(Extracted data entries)
┏━━
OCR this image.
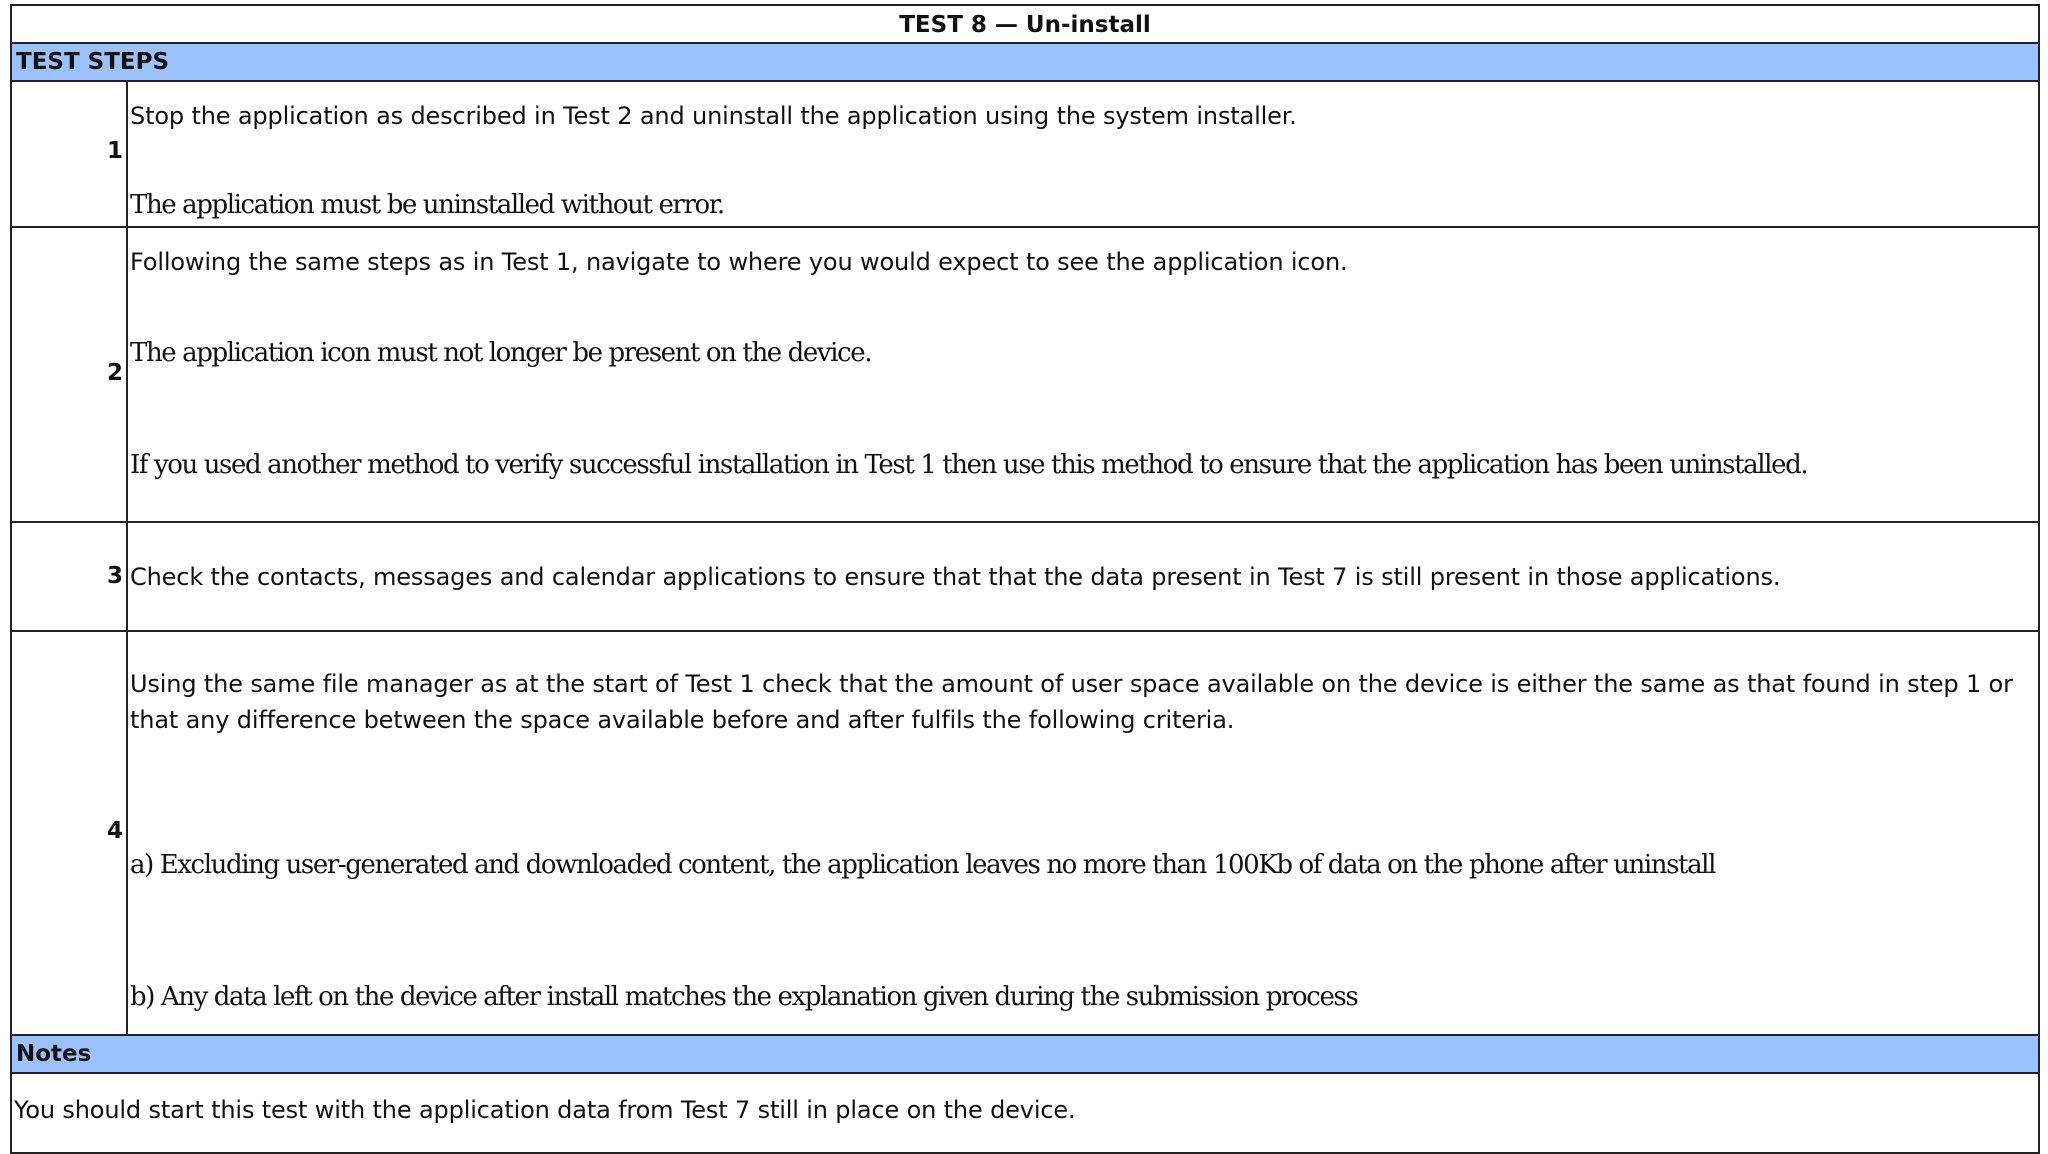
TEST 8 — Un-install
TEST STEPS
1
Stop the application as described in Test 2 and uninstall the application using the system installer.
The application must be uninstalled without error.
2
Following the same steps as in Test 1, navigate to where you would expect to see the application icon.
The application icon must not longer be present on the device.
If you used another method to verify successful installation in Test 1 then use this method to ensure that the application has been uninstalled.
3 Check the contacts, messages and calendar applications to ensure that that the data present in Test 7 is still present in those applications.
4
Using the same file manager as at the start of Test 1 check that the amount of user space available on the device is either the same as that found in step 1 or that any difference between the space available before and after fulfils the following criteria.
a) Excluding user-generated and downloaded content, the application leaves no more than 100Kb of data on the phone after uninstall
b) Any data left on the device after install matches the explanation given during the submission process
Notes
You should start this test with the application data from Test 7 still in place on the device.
┗━━
┏━━
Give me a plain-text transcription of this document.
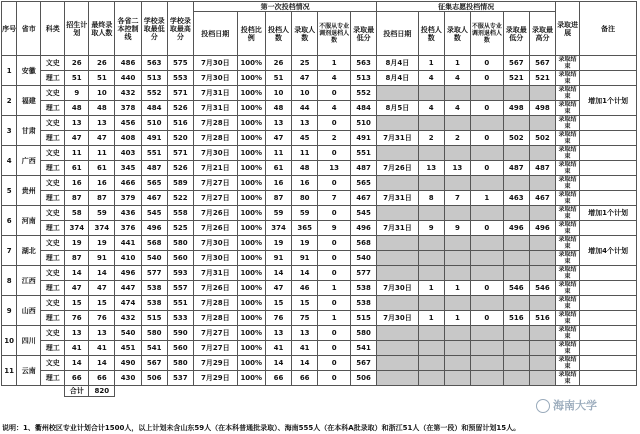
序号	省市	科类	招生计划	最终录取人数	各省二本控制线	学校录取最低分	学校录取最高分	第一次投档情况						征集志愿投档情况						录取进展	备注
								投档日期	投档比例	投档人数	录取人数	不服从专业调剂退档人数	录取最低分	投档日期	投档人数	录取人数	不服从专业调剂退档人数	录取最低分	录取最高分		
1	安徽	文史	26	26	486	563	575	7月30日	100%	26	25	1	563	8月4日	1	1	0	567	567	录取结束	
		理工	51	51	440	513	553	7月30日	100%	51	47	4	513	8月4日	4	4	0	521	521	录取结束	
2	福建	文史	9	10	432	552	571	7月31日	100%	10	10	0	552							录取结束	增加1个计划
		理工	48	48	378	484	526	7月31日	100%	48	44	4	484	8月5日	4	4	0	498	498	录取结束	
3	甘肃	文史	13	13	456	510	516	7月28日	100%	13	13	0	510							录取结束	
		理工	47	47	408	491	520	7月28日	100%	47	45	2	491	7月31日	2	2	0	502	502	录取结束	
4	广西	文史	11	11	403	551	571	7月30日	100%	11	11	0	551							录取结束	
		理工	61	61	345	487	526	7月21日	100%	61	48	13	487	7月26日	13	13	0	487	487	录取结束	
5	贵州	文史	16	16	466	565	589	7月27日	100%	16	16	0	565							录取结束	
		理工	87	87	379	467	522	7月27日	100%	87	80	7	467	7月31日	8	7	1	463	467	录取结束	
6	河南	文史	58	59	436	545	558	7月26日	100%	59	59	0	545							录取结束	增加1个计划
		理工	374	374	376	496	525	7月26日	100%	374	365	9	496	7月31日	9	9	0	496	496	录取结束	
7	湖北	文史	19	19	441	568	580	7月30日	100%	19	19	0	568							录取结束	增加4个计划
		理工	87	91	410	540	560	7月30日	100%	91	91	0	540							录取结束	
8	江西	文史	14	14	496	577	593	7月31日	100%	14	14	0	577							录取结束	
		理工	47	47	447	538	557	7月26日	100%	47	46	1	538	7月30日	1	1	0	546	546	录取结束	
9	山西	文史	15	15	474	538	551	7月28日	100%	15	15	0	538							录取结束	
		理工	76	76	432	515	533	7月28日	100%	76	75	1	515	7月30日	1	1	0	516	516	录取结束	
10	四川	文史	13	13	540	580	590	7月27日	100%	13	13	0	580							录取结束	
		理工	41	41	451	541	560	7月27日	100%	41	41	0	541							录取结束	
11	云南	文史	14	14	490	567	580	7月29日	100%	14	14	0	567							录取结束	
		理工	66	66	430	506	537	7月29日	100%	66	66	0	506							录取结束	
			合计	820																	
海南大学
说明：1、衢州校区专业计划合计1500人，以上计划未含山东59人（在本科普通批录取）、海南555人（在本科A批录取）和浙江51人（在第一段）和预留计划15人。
┗━━
┏━━
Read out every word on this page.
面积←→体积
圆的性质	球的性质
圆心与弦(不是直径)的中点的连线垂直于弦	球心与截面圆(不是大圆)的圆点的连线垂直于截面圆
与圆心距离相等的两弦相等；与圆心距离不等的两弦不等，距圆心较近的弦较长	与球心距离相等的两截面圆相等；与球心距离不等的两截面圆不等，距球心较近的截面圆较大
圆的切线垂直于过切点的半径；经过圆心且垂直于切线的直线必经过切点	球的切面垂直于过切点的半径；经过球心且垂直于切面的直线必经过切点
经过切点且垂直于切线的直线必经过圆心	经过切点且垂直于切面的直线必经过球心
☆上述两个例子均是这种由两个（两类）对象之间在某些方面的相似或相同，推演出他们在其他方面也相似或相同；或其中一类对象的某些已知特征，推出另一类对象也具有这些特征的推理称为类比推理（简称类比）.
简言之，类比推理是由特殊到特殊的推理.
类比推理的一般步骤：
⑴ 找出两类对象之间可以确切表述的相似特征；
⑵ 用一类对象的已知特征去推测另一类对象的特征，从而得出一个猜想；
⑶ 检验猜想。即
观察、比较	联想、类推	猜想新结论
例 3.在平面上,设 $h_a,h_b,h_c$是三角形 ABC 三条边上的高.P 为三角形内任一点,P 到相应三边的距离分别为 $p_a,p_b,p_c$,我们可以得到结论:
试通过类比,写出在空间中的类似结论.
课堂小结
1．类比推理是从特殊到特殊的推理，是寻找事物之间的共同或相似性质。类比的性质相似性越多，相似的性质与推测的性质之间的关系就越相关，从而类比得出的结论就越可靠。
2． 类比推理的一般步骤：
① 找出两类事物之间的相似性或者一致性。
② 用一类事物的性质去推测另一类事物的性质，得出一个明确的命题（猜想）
┗━━
**Problem to work on:**
Report only the number of lines in the records that include the word "this".

**Response:**
5